» **WHAT TO WORK ON**
Below are some records; repeat them all exactly, minus the pictures.
____ DATA FOR THE TASK
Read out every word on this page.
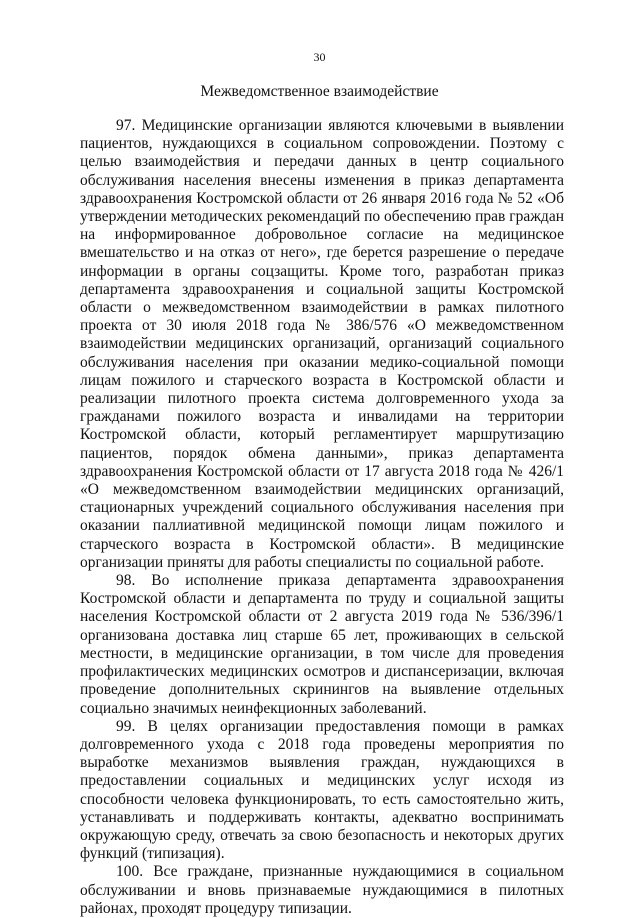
30
Межведомственное взаимодействие

97. Медицинские организации являются ключевыми в выявлении пациентов, нуждающихся в социальном сопровождении. Поэтому с целью взаимодействия и передачи данных в центр социального обслуживания населения внесены изменения в приказ департамента здравоохранения Костромской области от 26 января 2016 года № 52 «Об утверждении методических рекомендаций по обеспечению прав граждан на информированное добровольное согласие на медицинское вмешательство и на отказ от него», где берется разрешение о передаче информации в органы соцзащиты. Кроме того, разработан приказ департамента здравоохранения и социальной защиты Костромской области о межведомственном взаимодействии в рамках пилотного проекта от 30 июля 2018 года № 386/576 «О межведомственном взаимодействии медицинских организаций, организаций социального обслуживания населения при оказании медико-социальной помощи лицам пожилого и старческого возраста в Костромской области и реализации пилотного проекта система долговременного ухода за гражданами пожилого возраста и инвалидами на территории Костромской области, который регламентирует маршрутизацию пациентов, порядок обмена данными», приказ департамента здравоохранения Костромской области от 17 августа 2018 года № 426/1 «О межведомственном взаимодействии медицинских организаций, стационарных учреждений социального обслуживания населения при оказании паллиативной медицинской помощи лицам пожилого и старческого возраста в Костромской области». В медицинские организации приняты для работы специалисты по социальной работе.

98. Во исполнение приказа департамента здравоохранения Костромской области и департамента по труду и социальной защиты населения Костромской области от 2 августа 2019 года № 536/396/1 организована доставка лиц старше 65 лет, проживающих в сельской местности, в медицинские организации, в том числе для проведения профилактических медицинских осмотров и диспансеризации, включая проведение дополнительных скринингов на выявление отдельных социально значимых неинфекционных заболеваний.

99. В целях организации предоставления помощи в рамках долговременного ухода с 2018 года проведены мероприятия по выработке механизмов выявления граждан, нуждающихся в предоставлении социальных и медицинских услуг исходя из способности человека функционировать, то есть самостоятельно жить, устанавливать и поддерживать контакты, адекватно воспринимать окружающую среду, отвечать за свою безопасность и некоторых других функций (типизация).

100. Все граждане, признанные нуждающимися в социальном обслуживании и вновь признаваемые нуждающимися в пилотных районах, проходят процедуру типизации.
________
» **WRITTEN ANSWER**
Read out every word on this page.
30
Межведомственное взаимодействие

97. Медицинские организации являются ключевыми в выявлении пациентов, нуждающихся в социальном сопровождении. Поэтому с целью взаимодействия и передачи данных в центр социального обслуживания населения внесены изменения в приказ департамента здравоохранения Костромской области от 26 января 2016 года № 52 «Об утверждении методических рекомендаций по обеспечению прав граждан на информированное добровольное согласие на медицинское вмешательство и на отказ от него», где берется разрешение о передаче информации в органы соцзащиты. Кроме того, разработан приказ департамента здравоохранения и социальной защиты Костромской области о межведомственном взаимодействии в рамках пилотного проекта от 30 июля 2018 года № 386/576 «О межведомственном взаимодействии медицинских организаций, организаций социального обслуживания населения при оказании медико-социальной помощи лицам пожилого и старческого возраста в Костромской области и реализации пилотного проекта система долговременного ухода за гражданами пожилого возраста и инвалидами на территории Костромской области, который регламентирует маршрутизацию пациентов, порядок обмена данными», приказ департамента здравоохранения Костромской области от 17 августа 2018 года № 426/1 «О межведомственном взаимодействии медицинских организаций, стационарных учреждений социального обслуживания населения при оказании паллиативной медицинской помощи лицам пожилого и старческого возраста в Костромской области». В медицинские организации приняты для работы специалисты по социальной работе.

98. Во исполнение приказа департамента здравоохранения Костромской области и департамента по труду и социальной защиты населения Костромской области от 2 августа 2019 года № 536/396/1 организована доставка лиц старше 65 лет, проживающих в сельской местности, в медицинские организации, в том числе для проведения профилактических медицинских осмотров и диспансеризации, включая проведение дополнительных скринингов на выявление отдельных социально значимых неинфекционных заболеваний.

99. В целях организации предоставления помощи в рамках долговременного ухода с 2018 года проведены мероприятия по выработке механизмов выявления граждан, нуждающихся в предоставлении социальных и медицинских услуг исходя из способности человека функционировать, то есть самостоятельно жить, устанавливать и поддерживать контакты, адекватно воспринимать окружающую среду, отвечать за свою безопасность и некоторых других функций (типизация).

100. Все граждане, признанные нуждающимися в социальном обслуживании и вновь признаваемые нуждающимися в пилотных районах, проходят процедуру типизации.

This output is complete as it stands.